WHAT THIS TASK INVOLVES | Locate every line in the records below that contains the string "header", matching case exactly, and copy each of those lines.
----- MATERIALS PROVIDED -----
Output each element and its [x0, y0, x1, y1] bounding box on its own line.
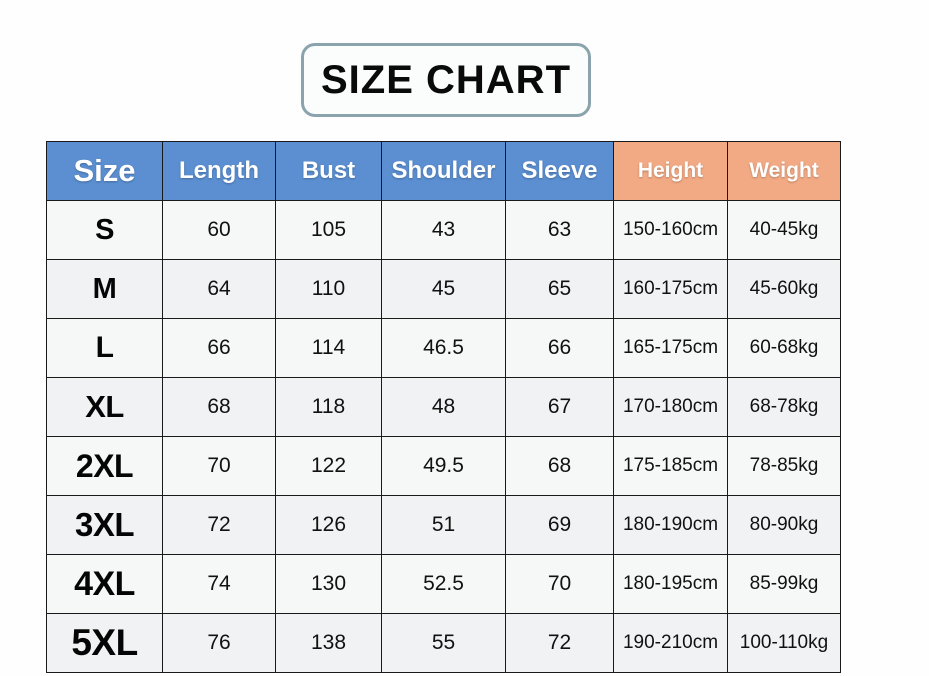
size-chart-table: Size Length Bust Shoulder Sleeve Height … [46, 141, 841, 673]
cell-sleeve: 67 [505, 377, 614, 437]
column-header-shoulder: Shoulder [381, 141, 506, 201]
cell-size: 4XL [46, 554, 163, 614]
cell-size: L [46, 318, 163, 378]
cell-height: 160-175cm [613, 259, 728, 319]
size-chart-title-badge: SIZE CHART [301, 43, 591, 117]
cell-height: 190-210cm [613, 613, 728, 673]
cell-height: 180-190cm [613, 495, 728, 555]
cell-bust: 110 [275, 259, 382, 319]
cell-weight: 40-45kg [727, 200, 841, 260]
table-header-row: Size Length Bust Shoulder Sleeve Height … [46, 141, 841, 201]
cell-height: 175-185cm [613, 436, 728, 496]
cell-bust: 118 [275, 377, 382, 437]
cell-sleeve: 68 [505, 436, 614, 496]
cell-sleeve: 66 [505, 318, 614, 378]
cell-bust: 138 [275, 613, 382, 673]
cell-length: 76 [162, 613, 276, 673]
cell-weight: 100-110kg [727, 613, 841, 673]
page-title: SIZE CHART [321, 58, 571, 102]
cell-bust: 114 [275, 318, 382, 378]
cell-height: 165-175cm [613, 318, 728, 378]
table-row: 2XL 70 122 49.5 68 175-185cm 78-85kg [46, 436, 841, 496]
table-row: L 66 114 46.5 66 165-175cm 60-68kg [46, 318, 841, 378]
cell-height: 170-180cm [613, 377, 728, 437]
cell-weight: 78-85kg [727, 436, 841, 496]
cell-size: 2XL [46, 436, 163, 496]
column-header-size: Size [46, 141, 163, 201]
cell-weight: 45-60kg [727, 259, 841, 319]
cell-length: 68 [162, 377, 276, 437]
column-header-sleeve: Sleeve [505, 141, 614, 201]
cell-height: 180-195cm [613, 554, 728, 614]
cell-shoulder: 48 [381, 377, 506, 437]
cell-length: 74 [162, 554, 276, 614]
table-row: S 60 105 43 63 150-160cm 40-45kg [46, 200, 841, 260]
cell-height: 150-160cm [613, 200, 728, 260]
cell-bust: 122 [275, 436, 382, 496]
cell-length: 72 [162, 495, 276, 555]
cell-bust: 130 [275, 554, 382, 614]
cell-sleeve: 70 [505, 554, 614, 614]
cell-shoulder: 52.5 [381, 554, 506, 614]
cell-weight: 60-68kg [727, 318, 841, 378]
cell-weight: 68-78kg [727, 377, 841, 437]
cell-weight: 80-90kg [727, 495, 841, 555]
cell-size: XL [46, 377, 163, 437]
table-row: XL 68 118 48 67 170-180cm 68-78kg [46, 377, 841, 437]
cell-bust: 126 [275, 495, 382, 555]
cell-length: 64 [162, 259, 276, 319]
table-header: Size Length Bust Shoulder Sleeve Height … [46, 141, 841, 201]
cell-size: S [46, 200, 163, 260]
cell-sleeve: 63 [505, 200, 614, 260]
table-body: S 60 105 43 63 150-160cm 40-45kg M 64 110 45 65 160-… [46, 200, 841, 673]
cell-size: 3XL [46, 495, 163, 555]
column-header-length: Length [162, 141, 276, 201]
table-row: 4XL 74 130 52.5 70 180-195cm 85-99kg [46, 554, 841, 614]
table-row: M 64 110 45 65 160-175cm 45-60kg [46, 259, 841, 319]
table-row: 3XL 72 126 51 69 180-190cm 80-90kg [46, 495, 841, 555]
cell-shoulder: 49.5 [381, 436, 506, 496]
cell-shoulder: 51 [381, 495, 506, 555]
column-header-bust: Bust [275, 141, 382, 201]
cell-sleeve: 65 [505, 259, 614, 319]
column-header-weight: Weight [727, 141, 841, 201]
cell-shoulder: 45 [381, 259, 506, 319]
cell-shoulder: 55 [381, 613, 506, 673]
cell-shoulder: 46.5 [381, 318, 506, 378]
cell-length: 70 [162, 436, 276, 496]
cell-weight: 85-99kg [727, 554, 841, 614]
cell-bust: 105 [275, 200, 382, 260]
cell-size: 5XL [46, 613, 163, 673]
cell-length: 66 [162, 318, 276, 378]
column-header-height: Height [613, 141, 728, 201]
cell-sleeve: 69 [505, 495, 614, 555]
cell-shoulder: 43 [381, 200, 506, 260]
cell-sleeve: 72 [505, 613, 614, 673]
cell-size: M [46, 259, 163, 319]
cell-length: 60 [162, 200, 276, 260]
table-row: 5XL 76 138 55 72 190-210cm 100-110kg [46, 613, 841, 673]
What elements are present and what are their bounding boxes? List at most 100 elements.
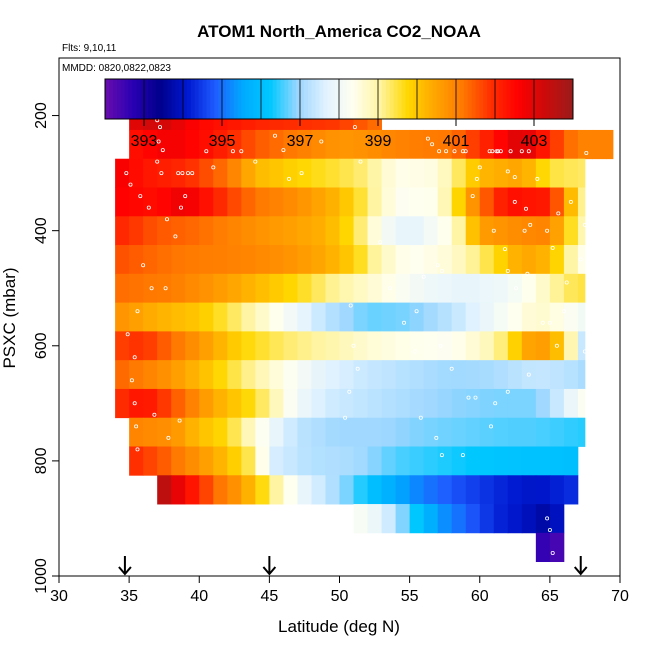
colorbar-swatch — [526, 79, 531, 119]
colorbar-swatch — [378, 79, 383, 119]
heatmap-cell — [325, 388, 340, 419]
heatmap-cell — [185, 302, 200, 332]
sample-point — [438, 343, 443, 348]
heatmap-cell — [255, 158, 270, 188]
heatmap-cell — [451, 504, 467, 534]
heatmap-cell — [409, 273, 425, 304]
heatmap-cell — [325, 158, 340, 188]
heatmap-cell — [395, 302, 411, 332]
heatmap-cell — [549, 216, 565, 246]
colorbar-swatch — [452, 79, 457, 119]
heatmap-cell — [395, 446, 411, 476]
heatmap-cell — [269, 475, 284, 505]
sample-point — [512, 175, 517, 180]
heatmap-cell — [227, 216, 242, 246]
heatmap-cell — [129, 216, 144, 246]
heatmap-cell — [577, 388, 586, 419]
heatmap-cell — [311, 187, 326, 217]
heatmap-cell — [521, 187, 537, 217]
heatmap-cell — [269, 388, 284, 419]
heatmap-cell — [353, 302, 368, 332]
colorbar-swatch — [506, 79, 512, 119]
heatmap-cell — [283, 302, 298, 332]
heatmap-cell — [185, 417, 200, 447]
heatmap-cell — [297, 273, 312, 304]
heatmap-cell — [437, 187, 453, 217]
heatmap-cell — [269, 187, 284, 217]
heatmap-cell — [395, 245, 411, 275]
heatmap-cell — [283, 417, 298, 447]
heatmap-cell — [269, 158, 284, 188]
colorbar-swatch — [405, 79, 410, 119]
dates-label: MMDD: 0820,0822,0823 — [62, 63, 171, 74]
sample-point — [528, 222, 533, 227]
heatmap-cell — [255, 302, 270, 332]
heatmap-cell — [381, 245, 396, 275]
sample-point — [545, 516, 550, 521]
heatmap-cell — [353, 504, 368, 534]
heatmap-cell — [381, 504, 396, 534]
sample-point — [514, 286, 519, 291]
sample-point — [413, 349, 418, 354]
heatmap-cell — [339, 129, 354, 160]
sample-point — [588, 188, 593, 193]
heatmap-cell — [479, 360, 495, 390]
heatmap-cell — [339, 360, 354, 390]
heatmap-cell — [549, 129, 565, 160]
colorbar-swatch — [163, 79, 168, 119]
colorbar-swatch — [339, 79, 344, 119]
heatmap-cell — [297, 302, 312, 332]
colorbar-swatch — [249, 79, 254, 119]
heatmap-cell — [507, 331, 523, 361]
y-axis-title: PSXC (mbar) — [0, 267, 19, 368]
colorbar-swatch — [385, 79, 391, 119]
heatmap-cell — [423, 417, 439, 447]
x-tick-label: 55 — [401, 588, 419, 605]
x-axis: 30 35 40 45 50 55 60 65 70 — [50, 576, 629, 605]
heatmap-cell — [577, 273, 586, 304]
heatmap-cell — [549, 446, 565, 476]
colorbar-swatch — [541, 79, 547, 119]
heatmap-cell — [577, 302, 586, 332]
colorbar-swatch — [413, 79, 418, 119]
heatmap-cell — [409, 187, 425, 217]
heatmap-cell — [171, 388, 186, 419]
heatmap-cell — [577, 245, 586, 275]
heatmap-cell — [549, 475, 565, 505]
-----
EXERCISE ANSWER |
column-header-shoulder: Shoulder [381, 141, 506, 201]
table-header-row: Size Length Bust Shoulder Sleeve Height … [46, 141, 841, 201]
column-header-size: Size [46, 141, 163, 201]
column-header-sleeve: Sleeve [505, 141, 614, 201]
table-header: Size Length Bust Shoulder Sleeve Height … [46, 141, 841, 201]
column-header-length: Length [162, 141, 276, 201]
column-header-bust: Bust [275, 141, 382, 201]
column-header-weight: Weight [727, 141, 841, 201]
column-header-height: Height [613, 141, 728, 201]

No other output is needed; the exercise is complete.